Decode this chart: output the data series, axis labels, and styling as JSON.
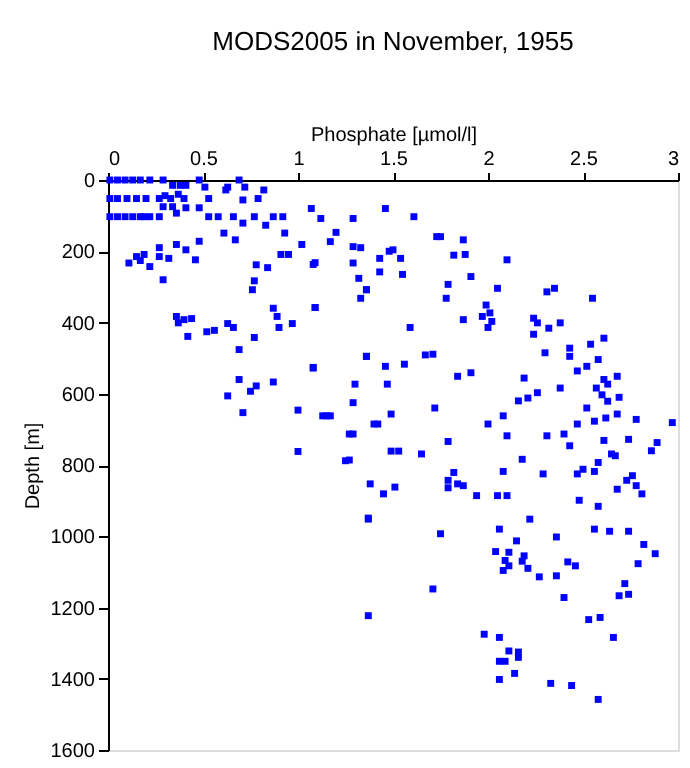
{
  "chart_data": {
    "type": "scatter",
    "title": "MODS2005 in November, 1955",
    "xlabel": "Phosphate [µmol/l]",
    "ylabel": "Depth [m]",
    "xlim": [
      0,
      3
    ],
    "xticks": [
      0,
      0.5,
      1,
      1.5,
      2,
      2.5,
      3
    ],
    "ylim": [
      1600,
      0
    ],
    "yticks": [
      0,
      200,
      400,
      600,
      800,
      1000,
      1200,
      1400,
      1600
    ],
    "grid": false,
    "marker": "square",
    "series": [
      {
        "color": "#0000ff",
        "x": [
          0.01,
          0.05,
          0.09,
          0.13,
          0.17,
          0.22,
          0.29,
          0.34,
          0.38,
          0.41,
          0.48,
          0.51,
          0.63,
          0.69,
          0.72,
          0.3,
          0.37,
          0.01,
          0.05,
          0.1,
          0.15,
          0.2,
          0.27,
          0.33,
          0.4,
          0.53,
          0.62,
          0.71,
          0.79,
          0.82,
          0.29,
          0.34,
          0.41,
          0.48,
          0.01,
          0.05,
          0.09,
          0.13,
          0.17,
          0.19,
          0.22,
          0.27,
          0.36,
          0.53,
          0.58,
          0.66,
          0.71,
          0.77,
          0.83,
          0.87,
          0.92,
          0.93,
          0.61,
          0.67,
          0.48,
          0.36,
          0.27,
          0.41,
          0.19,
          0.15,
          0.27,
          0.32,
          0.17,
          0.11,
          0.22,
          0.29,
          0.46,
          0.78,
          0.84,
          0.91,
          0.95,
          1.09,
          1.36,
          0.77,
          0.76,
          1.09,
          0.36,
          0.4,
          0.44,
          0.37,
          0.42,
          0.52,
          0.56,
          0.63,
          0.66,
          0.77,
          0.87,
          0.89,
          0.9,
          0.97,
          0.69,
          1.08,
          1.36,
          0.69,
          0.63,
          0.78,
          0.75,
          0.87,
          1.0,
          0.71,
          1.17,
          1.29,
          1.42,
          1.0,
          1.27,
          1.37,
          1.07,
          1.12,
          1.29,
          1.46,
          1.61,
          1.2,
          1.02,
          1.17,
          1.29,
          1.48,
          1.54,
          1.43,
          1.73,
          1.75,
          1.87,
          1.82,
          1.88,
          2.1,
          1.08,
          1.29,
          1.32,
          1.43,
          1.55,
          1.79,
          1.91,
          1.78,
          2.05,
          2.31,
          2.35,
          2.55,
          1.59,
          1.87,
          1.97,
          1.99,
          2.01,
          2.02,
          2.0,
          2.24,
          2.26,
          2.38,
          2.32,
          2.24,
          2.3,
          2.43,
          2.43,
          2.54,
          2.61,
          2.58,
          2.52,
          2.47,
          1.46,
          1.56,
          1.67,
          1.71,
          1.84,
          1.91,
          2.19,
          2.26,
          2.38,
          2.21,
          2.16,
          2.57,
          2.61,
          2.68,
          2.6,
          2.63,
          2.69,
          2.63,
          2.52,
          2.62,
          2.68,
          2.78,
          2.97,
          2.56,
          2.47,
          2.4,
          2.31,
          2.1,
          2.08,
          2.0,
          1.72,
          1.49,
          1.4,
          1.15,
          1.27,
          1.3,
          1.47,
          1.29,
          1.79,
          2.43,
          2.61,
          2.74,
          2.89,
          2.86,
          2.65,
          2.67,
          2.58,
          2.56,
          2.5,
          2.47,
          2.29,
          2.18,
          2.08,
          1.82,
          1.79,
          1.79,
          1.84,
          1.87,
          1.94,
          2.05,
          2.1,
          2.48,
          2.68,
          2.76,
          2.73,
          2.78,
          2.81,
          2.58,
          1.49,
          1.53,
          1.65,
          1.25,
          1.38,
          1.51,
          1.45,
          1.37,
          1.75,
          2.06,
          2.22,
          2.36,
          2.15,
          2.04,
          2.11,
          2.19,
          2.56,
          2.64,
          2.74,
          2.82,
          2.88,
          2.09,
          2.11,
          2.08,
          2.18,
          2.21,
          2.27,
          2.36,
          2.42,
          2.46,
          2.4,
          2.72,
          2.69,
          2.74,
          2.79,
          1.71,
          1.37,
          2.53,
          2.59,
          2.66,
          1.98,
          2.06,
          2.11,
          2.16,
          2.16,
          2.06,
          2.09,
          2.14,
          2.06,
          2.33,
          2.44,
          2.58,
          1.33,
          1.5,
          1.36,
          1.33,
          1.09,
          1.36,
          1.08,
          1.13
        ],
        "values": [
          0,
          0,
          0,
          0,
          0,
          0,
          0,
          15,
          15,
          15,
          0,
          20,
          20,
          0,
          20,
          44,
          40,
          52,
          52,
          52,
          52,
          52,
          52,
          52,
          52,
          52,
          28,
          56,
          52,
          28,
          75,
          75,
          78,
          78,
          103,
          103,
          103,
          103,
          103,
          103,
          103,
          103,
          93,
          103,
          103,
          103,
          121,
          103,
          127,
          103,
          103,
          149,
          149,
          168,
          172,
          181,
          190,
          196,
          209,
          215,
          215,
          220,
          226,
          233,
          243,
          280,
          224,
          238,
          246,
          209,
          209,
          232,
          308,
          283,
          308,
          358,
          383,
          392,
          389,
          401,
          439,
          426,
          422,
          403,
          414,
          442,
          360,
          383,
          414,
          403,
          476,
          526,
          495,
          560,
          606,
          578,
          593,
          567,
          646,
          653,
          662,
          713,
          685,
          762,
          786,
          949,
          80,
          108,
          108,
          80,
          103,
          147,
          181,
          173,
          187,
          200,
          220,
          220,
          159,
          159,
          168,
          211,
          209,
          224,
          237,
          233,
          276,
          258,
          265,
          293,
          271,
          332,
          304,
          314,
          304,
          332,
          414,
          392,
          383,
          351,
          373,
          397,
          414,
          388,
          401,
          401,
          416,
          433,
          485,
          472,
          495,
          461,
          444,
          504,
          523,
          536,
          523,
          517,
          491,
          489,
          551,
          541,
          556,
          597,
          584,
          612,
          620,
          584,
          560,
          551,
          603,
          573,
          610,
          621,
          640,
          668,
          657,
          672,
          681,
          677,
          685,
          713,
          718,
          718,
          662,
          685,
          640,
          657,
          685,
          662,
          713,
          573,
          573,
          625,
          734,
          746,
          731,
          728,
          737,
          760,
          769,
          774,
          793,
          818,
          812,
          825,
          825,
          784,
          818,
          821,
          843,
          864,
          853,
          858,
          886,
          886,
          886,
          899,
          868,
          830,
          843,
          858,
          881,
          916,
          761,
          761,
          769,
          788,
          853,
          862,
          881,
          952,
          993,
          980,
          952,
          1002,
          1013,
          1043,
          1045,
          1055,
          980,
          986,
          986,
          1023,
          1049,
          1068,
          1083,
          1096,
          1070,
          1090,
          1114,
          1111,
          1072,
          1083,
          1172,
          1133,
          1167,
          1163,
          1077,
          1148,
          1223,
          1234,
          1228,
          1284,
          1275,
          1284,
          1322,
          1325,
          1340,
          1351,
          1351,
          1385,
          1402,
          1413,
          1419,
          1458,
          190,
          196,
          308,
          332,
          358,
          495,
          528,
          662
        ]
      }
    ]
  }
}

What the exercise asks
Within the material above, find the lines that contain the word "series"; copy them.

Finished task
Decode this chart: output the data series, axis labels, and styling as JSON.
    "series": [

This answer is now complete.